==== Dataset records

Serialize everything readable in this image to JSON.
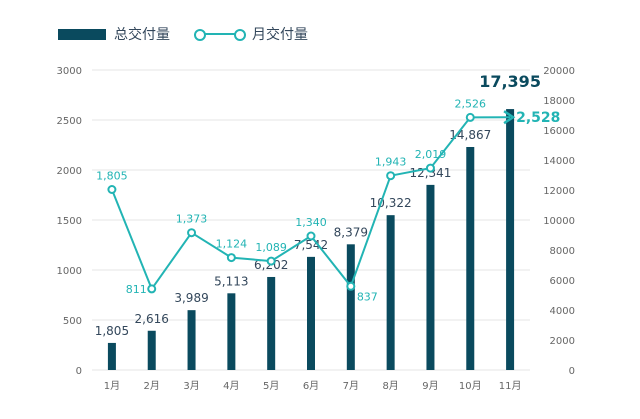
{
  "chart_data": {
    "type": "bar+line",
    "title": "",
    "categories": [
      "1月",
      "2月",
      "3月",
      "4月",
      "5月",
      "6月",
      "7月",
      "8月",
      "9月",
      "10月",
      "11月"
    ],
    "series": [
      {
        "name": "总交付量",
        "type": "bar",
        "axis": "right",
        "values": [
          1805,
          2616,
          3989,
          5113,
          6202,
          7542,
          8379,
          10322,
          12341,
          14867,
          17395
        ],
        "labels": [
          "1,805",
          "2,616",
          "3,989",
          "5,113",
          "6,202",
          "7,542",
          "8,379",
          "10,322",
          "12,341",
          "14,867",
          "17,395"
        ],
        "color": "#0a4a5e"
      },
      {
        "name": "月交付量",
        "type": "line",
        "axis": "left",
        "values": [
          1805,
          811,
          1373,
          1124,
          1089,
          1340,
          837,
          1943,
          2019,
          2526,
          2528
        ],
        "labels": [
          "1,805",
          "811",
          "1,373",
          "1,124",
          "1,089",
          "1,340",
          "837",
          "1,943",
          "2,019",
          "2,526",
          "2,528"
        ],
        "color": "#22b4b4"
      }
    ],
    "y_left": {
      "min": 0,
      "max": 3000,
      "ticks": [
        "0",
        "500",
        "1000",
        "1500",
        "2000",
        "2500",
        "3000"
      ]
    },
    "y_right": {
      "min": 0,
      "max": 20000,
      "ticks": [
        "0",
        "2000",
        "4000",
        "6000",
        "8000",
        "10000",
        "12000",
        "14000",
        "16000",
        "18000",
        "20000"
      ]
    },
    "grid": true,
    "legend": "top-left"
  }
}
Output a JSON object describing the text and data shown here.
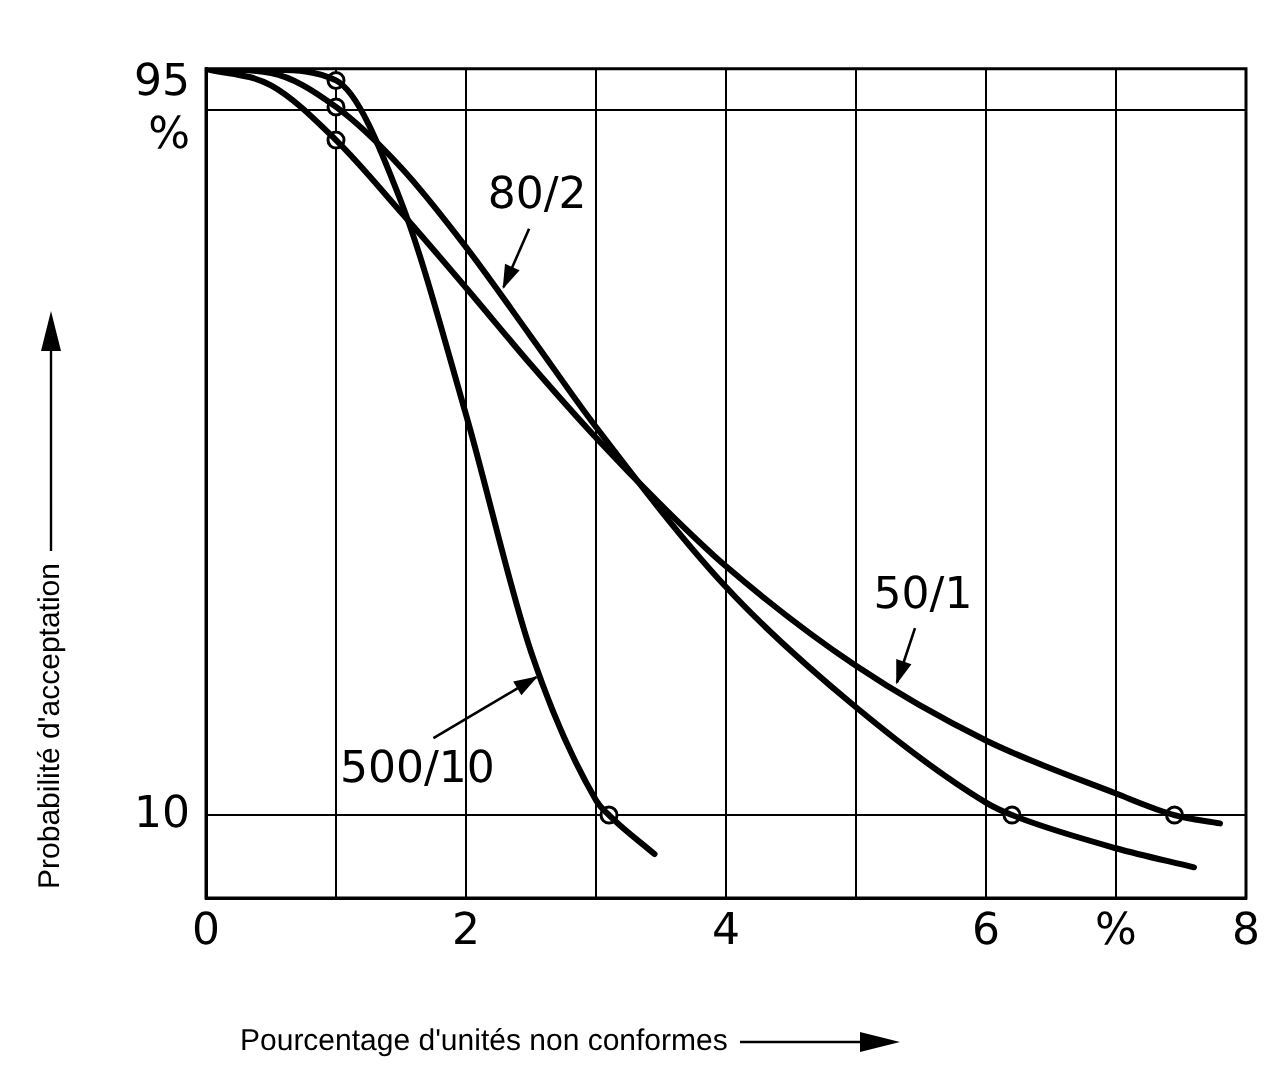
{
  "chart_data": {
    "type": "line",
    "xlabel": "Pourcentage d'unités non conformes",
    "ylabel": "Probabilité d'acceptation",
    "xlim": [
      0,
      8
    ],
    "xticks": [
      0,
      {
        "value": 1,
        "label": null
      },
      2,
      {
        "value": 3,
        "label": null
      },
      4,
      {
        "value": 5,
        "label": null
      },
      6,
      {
        "value": 7,
        "label": "%"
      },
      8
    ],
    "ylim": [
      0,
      100
    ],
    "yticks": [
      10,
      {
        "value": 95,
        "label": "95\n%"
      }
    ],
    "grid": true,
    "legend": false,
    "marker": "none",
    "line_style": "solid",
    "series": [
      {
        "color": "#000000",
        "x": [
          0,
          0.5,
          1,
          1.5,
          2,
          2.5,
          3,
          3.5,
          4,
          5,
          6,
          7,
          7.45,
          7.8
        ],
        "values": [
          100,
          98,
          91.4,
          82.7,
          73.6,
          64.3,
          55.5,
          47.4,
          40,
          28,
          19,
          12.6,
          10,
          9
        ]
      },
      {
        "color": "#000000",
        "x": [
          0,
          0.5,
          1,
          1.5,
          2,
          2.5,
          3,
          4,
          5,
          6,
          6.2,
          7,
          7.6
        ],
        "values": [
          100,
          99.5,
          95.4,
          88.1,
          78.5,
          67.7,
          56.8,
          37.5,
          23,
          11.5,
          10,
          6,
          3.7
        ]
      },
      {
        "color": "#000000",
        "x": [
          0,
          0.5,
          1,
          1.5,
          2,
          2.5,
          3,
          3.1,
          3.45
        ],
        "values": [
          100,
          99.9,
          98.6,
          84,
          58.3,
          29.7,
          11.8,
          10,
          5.3
        ]
      },
      {
        "type": "scatter",
        "marker": "circle",
        "color": "#000000",
        "x": [
          1,
          1,
          1,
          3.1,
          6.2,
          7.45
        ],
        "values": [
          98.6,
          95.4,
          91.4,
          10,
          10,
          10
        ]
      }
    ],
    "annotations": [
      {
        "text": "80/2",
        "x": 2.27,
        "y": 73
      },
      {
        "text": "50/1",
        "x": 5.3,
        "y": 25.3
      },
      {
        "text": "500/10",
        "x": 2.58,
        "y": 27
      }
    ]
  }
}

========

(Exercise) Omit all pictures while transcribing the entries verbatim.

(The answer)
Serialize everything readable in this image to JSON.
{
  "chart_data": {
    "type": "bar+line",
    "title": "",
    "categories": [
      "1月",
      "2月",
      "3月",
      "4月",
      "5月",
      "6月",
      "7月",
      "8月",
      "9月",
      "10月",
      "11月"
    ],
    "series": [
      {
        "name": "总交付量",
        "type": "bar",
        "axis": "right",
        "values": [
          1805,
          2616,
          3989,
          5113,
          6202,
          7542,
          8379,
          10322,
          12341,
          14867,
          17395
        ],
        "labels": [
          "1,805",
          "2,616",
          "3,989",
          "5,113",
          "6,202",
          "7,542",
          "8,379",
          "10,322",
          "12,341",
          "14,867",
          "17,395"
        ],
        "color": "#0a4a5e"
      },
      {
        "name": "月交付量",
        "type": "line",
        "axis": "left",
        "values": [
          1805,
          811,
          1373,
          1124,
          1089,
          1340,
          837,
          1943,
          2019,
          2526,
          2528
        ],
        "labels": [
          "1,805",
          "811",
          "1,373",
          "1,124",
          "1,089",
          "1,340",
          "837",
          "1,943",
          "2,019",
          "2,526",
          "2,528"
        ],
        "color": "#22b4b4"
      }
    ],
    "y_left": {
      "min": 0,
      "max": 3000,
      "ticks": [
        "0",
        "500",
        "1000",
        "1500",
        "2000",
        "2500",
        "3000"
      ]
    },
    "y_right": {
      "min": 0,
      "max": 20000,
      "ticks": [
        "0",
        "2000",
        "4000",
        "6000",
        "8000",
        "10000",
        "12000",
        "14000",
        "16000",
        "18000",
        "20000"
      ]
    },
    "grid": true,
    "legend": "top-left"
  }
}
Output a JSON object describing the text and data shown here.
{
  "chart_data": {
    "type": "line",
    "xlabel": "Pourcentage d'unités non conformes",
    "ylabel": "Probabilité d'acceptation",
    "xlim": [
      0,
      8
    ],
    "xticks": [
      0,
      {
        "value": 1,
        "label": null
      },
      2,
      {
        "value": 3,
        "label": null
      },
      4,
      {
        "value": 5,
        "label": null
      },
      6,
      {
        "value": 7,
        "label": "%"
      },
      8
    ],
    "ylim": [
      0,
      100
    ],
    "yticks": [
      10,
      {
        "value": 95,
        "label": "95\n%"
      }
    ],
    "grid": true,
    "legend": false,
    "marker": "none",
    "line_style": "solid",
    "series": [
      {
        "color": "#000000",
        "x": [
          0,
          0.5,
          1,
          1.5,
          2,
          2.5,
          3,
          3.5,
          4,
          5,
          6,
          7,
          7.45,
          7.8
        ],
        "values": [
          100,
          98,
          91.4,
          82.7,
          73.6,
          64.3,
          55.5,
          47.4,
          40,
          28,
          19,
          12.6,
          10,
          9
        ]
      },
      {
        "color": "#000000",
        "x": [
          0,
          0.5,
          1,
          1.5,
          2,
          2.5,
          3,
          4,
          5,
          6,
          6.2,
          7,
          7.6
        ],
        "values": [
          100,
          99.5,
          95.4,
          88.1,
          78.5,
          67.7,
          56.8,
          37.5,
          23,
          11.5,
          10,
          6,
          3.7
        ]
      },
      {
        "color": "#000000",
        "x": [
          0,
          0.5,
          1,
          1.5,
          2,
          2.5,
          3,
          3.1,
          3.45
        ],
        "values": [
          100,
          99.9,
          98.6,
          84,
          58.3,
          29.7,
          11.8,
          10,
          5.3
        ]
      },
      {
        "type": "scatter",
        "marker": "circle",
        "color": "#000000",
        "x": [
          1,
          1,
          1,
          3.1,
          6.2,
          7.45
        ],
        "values": [
          98.6,
          95.4,
          91.4,
          10,
          10,
          10
        ]
      }
    ],
    "annotations": [
      {
        "text": "80/2",
        "x": 2.27,
        "y": 73
      },
      {
        "text": "50/1",
        "x": 5.3,
        "y": 25.3
      },
      {
        "text": "500/10",
        "x": 2.58,
        "y": 27
      }
    ]
  }
}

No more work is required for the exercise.